WORKING DATA:

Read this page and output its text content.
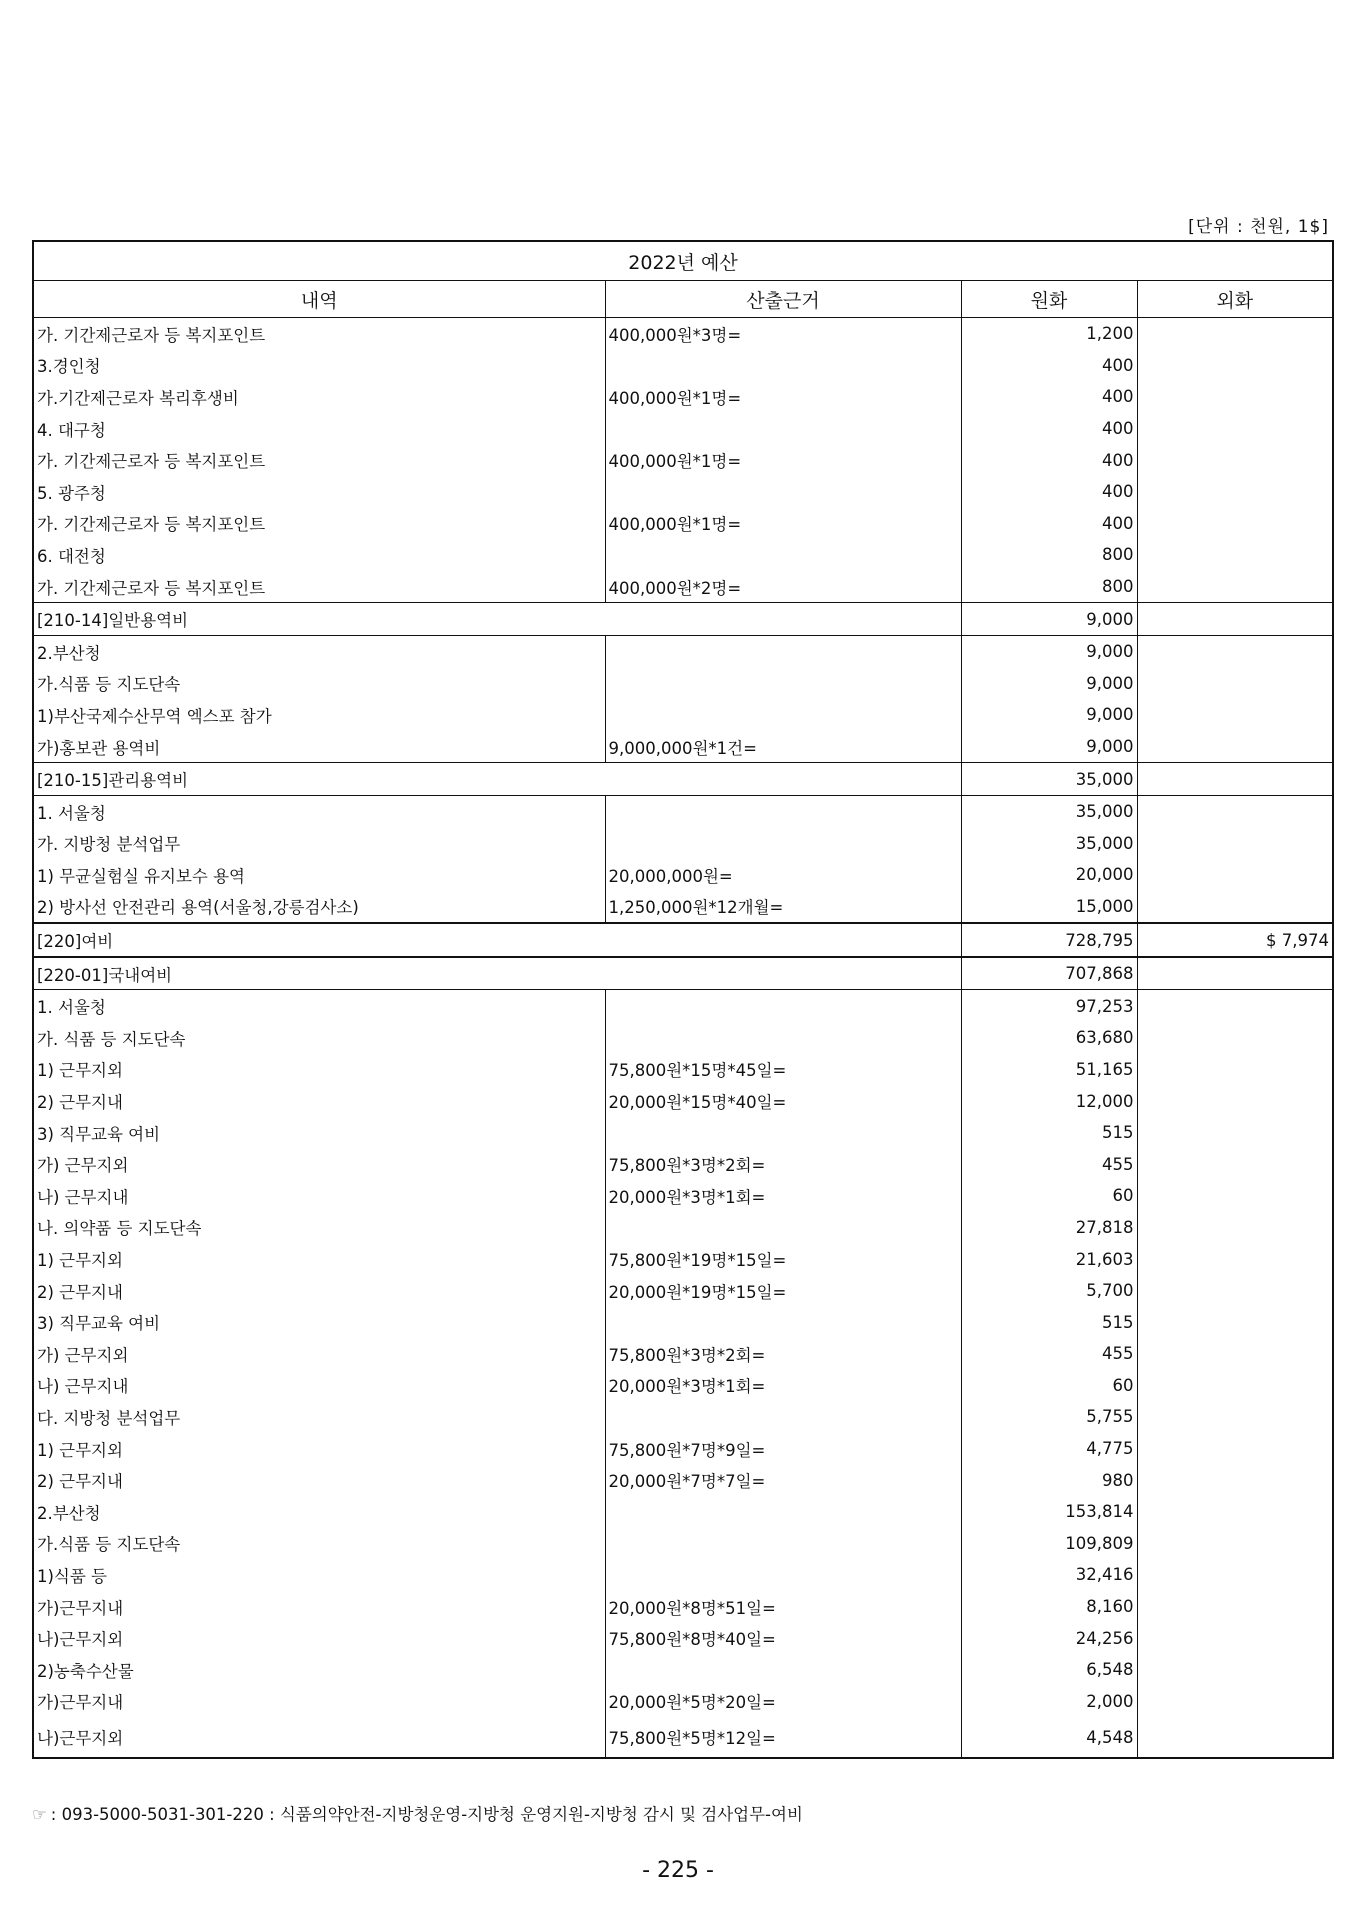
[단위 : 천원, 1$]
2022년 예산			
내역	산출근거	원화	외화
가. 기간제근로자 등 복지포인트	400,000원*3명=	1,200	
3.경인청		400	
가.기간제근로자 복리후생비	400,000원*1명=	400	
4. 대구청		400	
가. 기간제근로자 등 복지포인트	400,000원*1명=	400	
5. 광주청		400	
가. 기간제근로자 등 복지포인트	400,000원*1명=	400	
6. 대전청		800	
가. 기간제근로자 등 복지포인트	400,000원*2명=	800	
[210-14]일반용역비		9,000	
2.부산청		9,000	
가.식품 등 지도단속		9,000	
1)부산국제수산무역 엑스포 참가		9,000	
가)홍보관 용역비	9,000,000원*1건=	9,000	
[210-15]관리용역비		35,000	
1. 서울청		35,000	
가. 지방청 분석업무		35,000	
1) 무균실험실 유지보수 용역	20,000,000원=	20,000	
2) 방사선 안전관리 용역(서울청,강릉검사소)	1,250,000원*12개월=	15,000	
[220]여비		728,795	$ 7,974
[220-01]국내여비		707,868	
1. 서울청		97,253	
가. 식품 등 지도단속		63,680	
1) 근무지외	75,800원*15명*45일=	51,165	
2) 근무지내	20,000원*15명*40일=	12,000	
3) 직무교육 여비		515	
가) 근무지외	75,800원*3명*2회=	455	
나) 근무지내	20,000원*3명*1회=	60	
나. 의약품 등 지도단속		27,818	
1) 근무지외	75,800원*19명*15일=	21,603	
2) 근무지내	20,000원*19명*15일=	5,700	
3) 직무교육 여비		515	
가) 근무지외	75,800원*3명*2회=	455	
나) 근무지내	20,000원*3명*1회=	60	
다. 지방청 분석업무		5,755	
1) 근무지외	75,800원*7명*9일=	4,775	
2) 근무지내	20,000원*7명*7일=	980	
2.부산청		153,814	
가.식품 등 지도단속		109,809	
1)식품 등		32,416	
가)근무지내	20,000원*8명*51일=	8,160	
나)근무지외	75,800원*8명*40일=	24,256	
2)농축수산물		6,548	
가)근무지내	20,000원*5명*20일=	2,000	
나)근무지외	75,800원*5명*12일=	4,548	
☞ : 093-5000-5031-301-220 : 식품의약안전-지방청운영-지방청 운영지원-지방청 감시 및 검사업무-여비
- 225 -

WRITTEN INSTRUCTION:
Gather each line in these records that contains the string "근무지내".

RESULT OF THE TASK:
2) 근무지내	20,000원*15명*40일=	12,000	
나) 근무지내	20,000원*3명*1회=	60	
2) 근무지내	20,000원*19명*15일=	5,700	
나) 근무지내	20,000원*3명*1회=	60	
2) 근무지내	20,000원*7명*7일=	980	
가)근무지내	20,000원*8명*51일=	8,160	
가)근무지내	20,000원*5명*20일=	2,000	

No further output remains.